Exercise goal:
Write out every entry exactly as it appears.

Supplied material:
________________________________________

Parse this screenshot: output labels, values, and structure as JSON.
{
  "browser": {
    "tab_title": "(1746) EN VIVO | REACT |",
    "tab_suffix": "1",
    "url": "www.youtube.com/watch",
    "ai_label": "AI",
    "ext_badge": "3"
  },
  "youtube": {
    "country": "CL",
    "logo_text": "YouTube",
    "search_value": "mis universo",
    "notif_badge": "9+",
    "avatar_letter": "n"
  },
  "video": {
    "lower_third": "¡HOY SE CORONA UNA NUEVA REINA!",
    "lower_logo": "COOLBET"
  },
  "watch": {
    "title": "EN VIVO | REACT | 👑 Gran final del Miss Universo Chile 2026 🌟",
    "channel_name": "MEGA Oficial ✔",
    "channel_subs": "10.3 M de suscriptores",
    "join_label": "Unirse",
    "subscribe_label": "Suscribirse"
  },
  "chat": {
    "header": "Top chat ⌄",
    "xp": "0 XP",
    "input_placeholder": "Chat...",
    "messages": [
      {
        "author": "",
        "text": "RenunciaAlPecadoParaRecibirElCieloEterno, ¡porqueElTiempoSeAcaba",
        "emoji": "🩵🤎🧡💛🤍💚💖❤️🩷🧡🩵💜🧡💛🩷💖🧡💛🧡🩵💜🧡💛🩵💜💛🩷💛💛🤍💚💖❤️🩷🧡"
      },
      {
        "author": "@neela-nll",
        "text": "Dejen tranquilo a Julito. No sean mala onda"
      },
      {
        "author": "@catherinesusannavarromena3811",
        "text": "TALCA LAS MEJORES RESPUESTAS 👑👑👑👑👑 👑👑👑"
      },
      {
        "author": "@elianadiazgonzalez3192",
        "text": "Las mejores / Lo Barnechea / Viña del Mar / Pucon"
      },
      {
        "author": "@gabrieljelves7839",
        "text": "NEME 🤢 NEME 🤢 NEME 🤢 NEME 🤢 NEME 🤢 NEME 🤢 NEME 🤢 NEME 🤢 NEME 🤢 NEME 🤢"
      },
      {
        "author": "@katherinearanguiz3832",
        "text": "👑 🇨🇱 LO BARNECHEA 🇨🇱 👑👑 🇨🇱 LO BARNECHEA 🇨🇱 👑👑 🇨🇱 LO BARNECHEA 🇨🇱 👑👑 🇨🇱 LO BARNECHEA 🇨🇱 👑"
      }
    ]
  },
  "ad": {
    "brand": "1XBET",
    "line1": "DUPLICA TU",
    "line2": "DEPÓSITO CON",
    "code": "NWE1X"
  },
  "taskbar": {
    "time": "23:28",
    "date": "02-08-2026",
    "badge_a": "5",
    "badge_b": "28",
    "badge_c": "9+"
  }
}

________________________________________

Solution:
Parse this screenshot: output labels, values, and structure as JSON.
{
  "browser": {
    "tab_title": "(1746) EN VIVO | REACT |",
    "tab_suffix": "1",
    "url": "www.youtube.com/watch",
    "ai_label": "AI",
    "ext_badge": "3"
  },
  "youtube": {
    "country": "CL",
    "logo_text": "YouTube",
    "search_value": "mis universo",
    "notif_badge": "9+",
    "avatar_letter": "n"
  },
  "video": {
    "lower_third": "¡HOY SE CORONA UNA NUEVA REINA!",
    "lower_logo": "COOLBET"
  },
  "watch": {
    "title": "EN VIVO | REACT | 👑 Gran final del Miss Universo Chile 2026 🌟",
    "channel_name": "MEGA Oficial ✔",
    "channel_subs": "10.3 M de suscriptores",
    "join_label": "Unirse",
    "subscribe_label": "Suscribirse"
  },
  "chat": {
    "header": "Top chat ⌄",
    "xp": "0 XP",
    "input_placeholder": "Chat...",
    "messages": [
      {
        "author": "",
        "text": "RenunciaAlPecadoParaRecibirElCieloEterno, ¡porqueElTiempoSeAcaba",
        "emoji": "🩵🤎🧡💛🤍💚💖❤️🩷🧡🩵💜🧡💛🩷💖🧡💛🧡🩵💜🧡💛🩵💜💛🩷💛💛🤍💚💖❤️🩷🧡"
      },
      {
        "author": "@neela-nll",
        "text": "Dejen tranquilo a Julito. No sean mala onda"
      },
      {
        "author": "@catherinesusannavarromena3811",
        "text": "TALCA LAS MEJORES RESPUESTAS 👑👑👑👑👑 👑👑👑"
      },
      {
        "author": "@elianadiazgonzalez3192",
        "text": "Las mejores / Lo Barnechea / Viña del Mar / Pucon"
      },
      {
        "author": "@gabrieljelves7839",
        "text": "NEME 🤢 NEME 🤢 NEME 🤢 NEME 🤢 NEME 🤢 NEME 🤢 NEME 🤢 NEME 🤢 NEME 🤢 NEME 🤢"
      },
      {
        "author": "@katherinearanguiz3832",
        "text": "👑 🇨🇱 LO BARNECHEA 🇨🇱 👑👑 🇨🇱 LO BARNECHEA 🇨🇱 👑👑 🇨🇱 LO BARNECHEA 🇨🇱 👑👑 🇨🇱 LO BARNECHEA 🇨🇱 👑"
      }
    ]
  },
  "ad": {
    "brand": "1XBET",
    "line1": "DUPLICA TU",
    "line2": "DEPÓSITO CON",
    "code": "NWE1X"
  },
  "taskbar": {
    "time": "23:28",
    "date": "02-08-2026",
    "badge_a": "5",
    "badge_b": "28",
    "badge_c": "9+"
  }
}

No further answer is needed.